Find the string "Plan" and gather every line that holds it.

--- start of Dataset content ---

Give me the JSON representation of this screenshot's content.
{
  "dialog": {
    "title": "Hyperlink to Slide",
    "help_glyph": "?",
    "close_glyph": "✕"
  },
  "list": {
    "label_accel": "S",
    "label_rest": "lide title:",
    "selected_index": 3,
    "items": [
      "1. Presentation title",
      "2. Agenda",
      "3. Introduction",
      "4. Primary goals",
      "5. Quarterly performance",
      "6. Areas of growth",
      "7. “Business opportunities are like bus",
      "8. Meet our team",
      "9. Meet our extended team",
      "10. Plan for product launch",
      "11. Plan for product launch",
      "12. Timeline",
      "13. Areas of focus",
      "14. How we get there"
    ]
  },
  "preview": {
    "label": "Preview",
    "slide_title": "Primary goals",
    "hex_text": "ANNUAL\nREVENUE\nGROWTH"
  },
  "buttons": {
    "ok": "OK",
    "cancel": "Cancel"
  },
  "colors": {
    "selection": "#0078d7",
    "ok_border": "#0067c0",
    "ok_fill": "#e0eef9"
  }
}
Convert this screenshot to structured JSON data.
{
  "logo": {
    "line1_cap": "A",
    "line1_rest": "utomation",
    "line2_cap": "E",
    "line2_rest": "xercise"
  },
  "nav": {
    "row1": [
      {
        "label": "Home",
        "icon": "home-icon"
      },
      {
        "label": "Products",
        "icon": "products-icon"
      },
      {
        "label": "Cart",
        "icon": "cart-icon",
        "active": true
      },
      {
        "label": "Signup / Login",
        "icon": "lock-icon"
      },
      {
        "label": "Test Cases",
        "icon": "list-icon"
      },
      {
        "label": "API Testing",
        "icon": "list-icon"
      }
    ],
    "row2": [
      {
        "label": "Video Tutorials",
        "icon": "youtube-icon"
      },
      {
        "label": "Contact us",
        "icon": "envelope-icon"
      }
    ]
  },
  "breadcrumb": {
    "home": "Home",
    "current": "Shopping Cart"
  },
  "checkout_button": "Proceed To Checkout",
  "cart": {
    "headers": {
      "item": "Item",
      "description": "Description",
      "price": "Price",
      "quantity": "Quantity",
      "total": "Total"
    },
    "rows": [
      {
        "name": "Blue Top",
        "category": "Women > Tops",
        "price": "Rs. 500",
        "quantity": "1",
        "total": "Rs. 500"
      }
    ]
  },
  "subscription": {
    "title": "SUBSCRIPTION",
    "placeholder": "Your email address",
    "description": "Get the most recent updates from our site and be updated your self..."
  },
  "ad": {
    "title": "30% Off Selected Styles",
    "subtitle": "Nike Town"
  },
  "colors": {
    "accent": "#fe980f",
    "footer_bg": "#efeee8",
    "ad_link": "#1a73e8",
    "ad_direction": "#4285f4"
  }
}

--- end of Dataset content ---

- [Answer to the exercise]
      "10. Plan for product launch",
      "11. Plan for product launch",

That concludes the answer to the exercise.